§ **Document text**:
——————————

# XL accidently ordered



## JaniceCT (Aug 20, 2015)

You get a call to pick up an XL ride 15+ mins away. After you arrive only one person gets in. As you drive away you think to yourself that your pax probably accidently ordered XL instead of X. What do you do if anything at all?


----------



## Scenicruiser (Oct 17, 2014)

Nothing you can do...if you ask if they ordered XL they either don't want to reorder X and wait or insist they ordered X take the XL ride anyway and blame uber and rate low. Now I don't even mention it. Some folks do only order XL just to have a larger car as it is a hefty jump in price to order black/SUV and some of the select cars are small. These are my best pax.


----------



## uberguuber (Feb 23, 2015)

Uber X might have been surging. Might have been cheaper to take XL.


----------



## krytenTX (May 7, 2015)

uberguuber said:


> Uber X might have been surging. Might have been cheaper to take XL.


Um... They ALL surge at the same time....


----------



## CommanderXL (Jun 17, 2015)

Happens all the time. Sometimes they know what they did, sometimes they don't. Best for you to just say nothing as there is nothing to be done about it and you don't want your passenger to feel like an idiot. If they complain to Uber, well, there isn't anything to be done about it -- it's 100% up to the passenger to select X or XL. Next time, they need to make sure they know what they are ordering.


----------



## CommanderXL (Jun 17, 2015)

JaniceCT said:


> You get a call to pick up an XL ride 15+ mins away. After you arrive only one person gets in. As you drive away you think to yourself that your pax probably accidently ordered XL instead of X. What do you do if anything at all?


Worse than just one person getting in is then they only need to go a block, and you're thinking, "I just drove 15 minutes to take 1 person a block and yet there were 20 X cars in the neighborhood! What a waste!" Lol

I've had that happen more than once.


----------



## andaas (May 19, 2015)

krytenTX said:


> Um... They ALL surge at the same time....


I've seen surge only on one platform (XL vs. X) frequently, they sometimes surge at the same time, but it appears to be completely independent based on supposed demand.

——————————

§ **Record extracts**:
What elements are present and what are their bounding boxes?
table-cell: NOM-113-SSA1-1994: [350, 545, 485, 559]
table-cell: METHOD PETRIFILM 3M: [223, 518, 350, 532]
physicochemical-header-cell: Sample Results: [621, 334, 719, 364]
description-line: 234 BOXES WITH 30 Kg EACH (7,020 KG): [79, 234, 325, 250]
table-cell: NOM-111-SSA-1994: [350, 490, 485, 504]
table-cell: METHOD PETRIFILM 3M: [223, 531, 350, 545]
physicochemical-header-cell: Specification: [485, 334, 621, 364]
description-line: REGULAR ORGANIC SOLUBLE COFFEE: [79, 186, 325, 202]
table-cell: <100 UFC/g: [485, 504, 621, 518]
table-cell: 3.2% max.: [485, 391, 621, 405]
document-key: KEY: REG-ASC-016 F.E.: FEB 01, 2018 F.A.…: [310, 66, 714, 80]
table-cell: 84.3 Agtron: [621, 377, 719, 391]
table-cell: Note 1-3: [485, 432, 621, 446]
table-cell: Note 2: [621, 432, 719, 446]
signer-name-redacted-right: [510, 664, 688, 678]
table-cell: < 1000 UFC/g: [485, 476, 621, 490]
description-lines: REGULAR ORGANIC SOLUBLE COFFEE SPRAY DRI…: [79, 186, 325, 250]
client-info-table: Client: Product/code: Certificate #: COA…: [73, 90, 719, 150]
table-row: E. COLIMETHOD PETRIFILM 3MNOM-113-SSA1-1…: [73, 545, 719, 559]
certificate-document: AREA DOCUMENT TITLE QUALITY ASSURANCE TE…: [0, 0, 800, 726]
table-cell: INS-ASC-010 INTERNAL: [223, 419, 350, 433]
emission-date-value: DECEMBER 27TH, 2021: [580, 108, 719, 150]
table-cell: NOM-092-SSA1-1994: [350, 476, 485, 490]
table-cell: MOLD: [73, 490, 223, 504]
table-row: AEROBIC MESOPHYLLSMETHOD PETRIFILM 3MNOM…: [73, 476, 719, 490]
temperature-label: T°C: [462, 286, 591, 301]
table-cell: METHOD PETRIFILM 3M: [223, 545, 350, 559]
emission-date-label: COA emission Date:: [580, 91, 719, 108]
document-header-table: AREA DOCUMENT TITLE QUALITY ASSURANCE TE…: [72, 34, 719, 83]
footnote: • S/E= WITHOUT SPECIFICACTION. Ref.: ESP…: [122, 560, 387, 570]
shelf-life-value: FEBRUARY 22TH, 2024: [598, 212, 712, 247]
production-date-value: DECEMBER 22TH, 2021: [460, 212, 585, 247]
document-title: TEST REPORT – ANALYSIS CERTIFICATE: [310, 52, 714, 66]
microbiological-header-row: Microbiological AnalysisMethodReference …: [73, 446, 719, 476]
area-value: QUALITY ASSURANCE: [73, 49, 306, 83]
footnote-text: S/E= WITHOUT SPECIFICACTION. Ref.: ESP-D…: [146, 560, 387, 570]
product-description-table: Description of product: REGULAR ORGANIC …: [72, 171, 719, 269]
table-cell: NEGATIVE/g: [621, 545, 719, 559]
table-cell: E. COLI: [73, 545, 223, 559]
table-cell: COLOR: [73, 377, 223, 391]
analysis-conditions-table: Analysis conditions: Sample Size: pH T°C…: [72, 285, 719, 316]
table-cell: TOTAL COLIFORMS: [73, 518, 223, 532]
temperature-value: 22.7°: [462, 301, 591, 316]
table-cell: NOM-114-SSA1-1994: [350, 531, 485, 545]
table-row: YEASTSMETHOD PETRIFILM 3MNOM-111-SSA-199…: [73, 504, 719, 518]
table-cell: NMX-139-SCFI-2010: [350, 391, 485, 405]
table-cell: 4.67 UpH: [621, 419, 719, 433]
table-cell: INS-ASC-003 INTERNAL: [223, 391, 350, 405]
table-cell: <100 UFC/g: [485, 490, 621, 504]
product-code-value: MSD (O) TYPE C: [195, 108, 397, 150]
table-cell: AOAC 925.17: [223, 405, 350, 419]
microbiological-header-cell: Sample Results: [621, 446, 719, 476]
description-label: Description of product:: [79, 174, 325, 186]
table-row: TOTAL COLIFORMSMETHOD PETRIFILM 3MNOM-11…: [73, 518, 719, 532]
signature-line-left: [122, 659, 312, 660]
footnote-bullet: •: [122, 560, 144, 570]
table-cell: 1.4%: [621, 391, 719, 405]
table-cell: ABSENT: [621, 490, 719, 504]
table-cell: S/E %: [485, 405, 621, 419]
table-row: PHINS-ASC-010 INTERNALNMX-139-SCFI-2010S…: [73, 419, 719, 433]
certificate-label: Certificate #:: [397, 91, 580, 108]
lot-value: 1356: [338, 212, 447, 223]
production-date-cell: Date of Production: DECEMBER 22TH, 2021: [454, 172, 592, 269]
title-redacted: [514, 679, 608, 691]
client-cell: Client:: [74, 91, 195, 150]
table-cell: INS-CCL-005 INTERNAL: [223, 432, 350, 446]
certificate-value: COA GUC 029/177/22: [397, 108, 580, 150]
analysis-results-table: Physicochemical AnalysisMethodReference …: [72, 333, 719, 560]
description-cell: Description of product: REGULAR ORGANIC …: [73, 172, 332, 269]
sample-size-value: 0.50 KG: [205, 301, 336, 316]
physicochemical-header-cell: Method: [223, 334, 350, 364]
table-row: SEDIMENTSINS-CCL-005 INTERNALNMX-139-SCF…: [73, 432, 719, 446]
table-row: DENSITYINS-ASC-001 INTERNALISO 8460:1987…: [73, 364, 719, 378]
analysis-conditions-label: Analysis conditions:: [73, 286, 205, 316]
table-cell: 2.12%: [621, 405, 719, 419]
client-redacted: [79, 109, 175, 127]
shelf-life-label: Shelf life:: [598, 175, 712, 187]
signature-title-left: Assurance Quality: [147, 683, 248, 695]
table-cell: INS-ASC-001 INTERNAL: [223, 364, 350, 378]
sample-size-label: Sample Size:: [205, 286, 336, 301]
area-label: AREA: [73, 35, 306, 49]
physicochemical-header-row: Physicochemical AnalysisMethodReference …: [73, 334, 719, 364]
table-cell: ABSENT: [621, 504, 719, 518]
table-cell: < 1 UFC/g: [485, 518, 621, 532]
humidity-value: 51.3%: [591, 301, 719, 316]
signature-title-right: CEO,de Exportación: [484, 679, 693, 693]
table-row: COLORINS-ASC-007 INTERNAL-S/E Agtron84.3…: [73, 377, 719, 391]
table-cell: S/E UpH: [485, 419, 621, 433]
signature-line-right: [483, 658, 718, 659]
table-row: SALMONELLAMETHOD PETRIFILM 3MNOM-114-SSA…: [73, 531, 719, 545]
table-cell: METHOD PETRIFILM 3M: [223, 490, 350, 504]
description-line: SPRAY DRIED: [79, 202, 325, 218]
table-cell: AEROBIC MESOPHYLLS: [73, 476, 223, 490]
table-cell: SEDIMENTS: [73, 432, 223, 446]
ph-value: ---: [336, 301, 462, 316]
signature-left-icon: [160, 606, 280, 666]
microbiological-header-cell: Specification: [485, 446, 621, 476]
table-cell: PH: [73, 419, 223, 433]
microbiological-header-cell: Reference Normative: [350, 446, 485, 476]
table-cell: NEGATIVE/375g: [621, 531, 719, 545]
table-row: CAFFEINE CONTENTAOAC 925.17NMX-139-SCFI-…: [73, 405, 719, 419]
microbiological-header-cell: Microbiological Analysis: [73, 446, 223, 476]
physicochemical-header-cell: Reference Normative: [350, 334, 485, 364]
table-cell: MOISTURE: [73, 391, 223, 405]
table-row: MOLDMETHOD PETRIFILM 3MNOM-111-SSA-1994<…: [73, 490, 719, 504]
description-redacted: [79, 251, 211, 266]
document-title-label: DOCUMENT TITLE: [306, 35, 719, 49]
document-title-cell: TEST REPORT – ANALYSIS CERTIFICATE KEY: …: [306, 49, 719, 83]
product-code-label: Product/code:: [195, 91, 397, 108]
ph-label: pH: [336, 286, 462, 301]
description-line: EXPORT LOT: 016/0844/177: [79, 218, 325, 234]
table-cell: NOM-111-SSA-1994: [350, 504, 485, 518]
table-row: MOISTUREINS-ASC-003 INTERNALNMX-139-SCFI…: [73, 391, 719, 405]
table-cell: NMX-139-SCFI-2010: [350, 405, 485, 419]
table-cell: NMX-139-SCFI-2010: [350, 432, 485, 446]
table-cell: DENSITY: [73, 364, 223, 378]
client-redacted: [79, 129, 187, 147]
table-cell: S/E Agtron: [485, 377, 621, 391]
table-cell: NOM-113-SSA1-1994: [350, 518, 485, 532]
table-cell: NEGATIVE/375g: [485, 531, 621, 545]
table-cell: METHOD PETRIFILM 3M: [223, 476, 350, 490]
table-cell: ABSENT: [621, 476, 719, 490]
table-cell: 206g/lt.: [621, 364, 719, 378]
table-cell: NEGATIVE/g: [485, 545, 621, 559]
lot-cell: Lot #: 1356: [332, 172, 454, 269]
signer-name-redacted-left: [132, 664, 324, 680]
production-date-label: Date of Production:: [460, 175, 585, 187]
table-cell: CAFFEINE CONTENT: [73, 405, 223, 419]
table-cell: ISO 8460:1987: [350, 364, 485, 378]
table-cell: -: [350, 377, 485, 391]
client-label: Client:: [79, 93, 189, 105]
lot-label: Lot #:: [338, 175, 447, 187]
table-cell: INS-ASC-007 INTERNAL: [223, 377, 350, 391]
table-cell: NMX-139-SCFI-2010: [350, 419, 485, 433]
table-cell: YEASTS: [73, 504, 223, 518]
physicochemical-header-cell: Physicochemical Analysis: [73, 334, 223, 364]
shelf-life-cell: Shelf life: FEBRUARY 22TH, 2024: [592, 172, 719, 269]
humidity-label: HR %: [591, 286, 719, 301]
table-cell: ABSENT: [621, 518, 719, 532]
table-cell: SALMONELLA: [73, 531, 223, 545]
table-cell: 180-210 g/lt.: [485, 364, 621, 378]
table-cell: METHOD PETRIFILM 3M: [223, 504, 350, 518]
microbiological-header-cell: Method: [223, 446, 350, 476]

——————————

§ **Problems**:
1. Please modify the passage of the thread on mistaken XL orders between "# XL accidently" and "(Oct 17, 2014)", inclusive, by replacing "pax" with "rider".
2. Extend the forum thread about mistaken XL orders beyond its final post.

§ **Written responses**:
1.
# XL accidently ordered



## JaniceCT (Aug 20, 2015)

You get a call to pick up an XL ride 15+ mins away. After you arrive only one person gets in. As you drive away you think to yourself that your rider probably accidently ordered XL instead of X. What do you do if anything at all?


----------



## Scenicruiser (Oct 17, 2014)

2.
Perhaps Austin is run different than Dallas.


----------



## sidewazzz (Jun 30, 2015)

I never say anything. Most single pax that order XL know what they are doing.


----------



## BostonBarry (Aug 31, 2015)

If they order XL and meant X, I don't say anything. But if they mention it I just tell them to email Uber to ask for a credit because I don't handle billing.

Now if they order an X, see my van and try to get 6 pax, then I tell them they only ordered an X, for insurance reasons I can only take 4 pax. If they want to cancel and request an XL it should go to me but if it doesn't they have to wait for the driver it is assigned to.


----------



## CommanderXL (Jun 17, 2015)

BostonBarry said:


> If they order XL and meant X, I don't say anything. But if they mention it I just tell them to email Uber to ask for a credit because I don't handle billing.
> 
> Now if they order an X, see my van and try to get 6 pax, then I tell them they only ordered an X, for insurance reasons I can only take 4 pax. If they want to cancel and request an XL it should go to me but if it doesn't they have to wait for the driver it is assigned to.


Don't do that! Go ahead and take the 6. Wait awhile so they have time to rate you. Then have Uber adjust the fare to an XL. Uber actually prefers you do this to avoid confusion.

They will reply to your email with something like this:

Thank you for reaching out! I've adjusted the fare to $67.48, which reflects the time and distance of this trip at uberXL rates.

This adjustment is now visible on your Partner Dashboard and in the Uber Partner app under 'Trip History'. It will also be visible on your next payment statement.

If you encounter more than four riders when uberX is requested, please continue to write in to us, as you did here, instead of asking the rider to request for an uberXL again, as that often causes confusion. The easiest way to do this is directly through the Partner App 'Help' page.

I appreciate your professionalism and understanding. If there is anything else I can help, please let me know. Uber on!​


----------



## BostonBarry (Aug 31, 2015)

I have done that in the past. Honestly got to be more of a pain than it was worth, especially after one incident where I had to go back and forth with the rep because they couldn't do the math correctly. Also meant to say this was something that used to happen, haven't drove Uber for almost a month. All Lyft now and have only had this happen once.


----------



## uberparadise (Aug 2, 2015)

JaniceCT said:


> You get a call to pick up an XL ride 15+ mins away. After you arrive only one person gets in. As you drive away you think to yourself that your pax probably accidently ordered XL instead of X. What do you do if anything at all?


Be happy don't even think twice. Your car is much nicer than most


----------



## BuberXL (Oct 2, 2015)

uberguuber said:


> Uber X might have been surging. Might have been cheaper to take XL.


Yes, I see this all the time that when X is surging, XL requests come and I have confirmed it by asking multiple PAX's.

ALSO: 


krytenTX said:


> Um... They ALL surge at the same time....


NO, you are gravely mistaken!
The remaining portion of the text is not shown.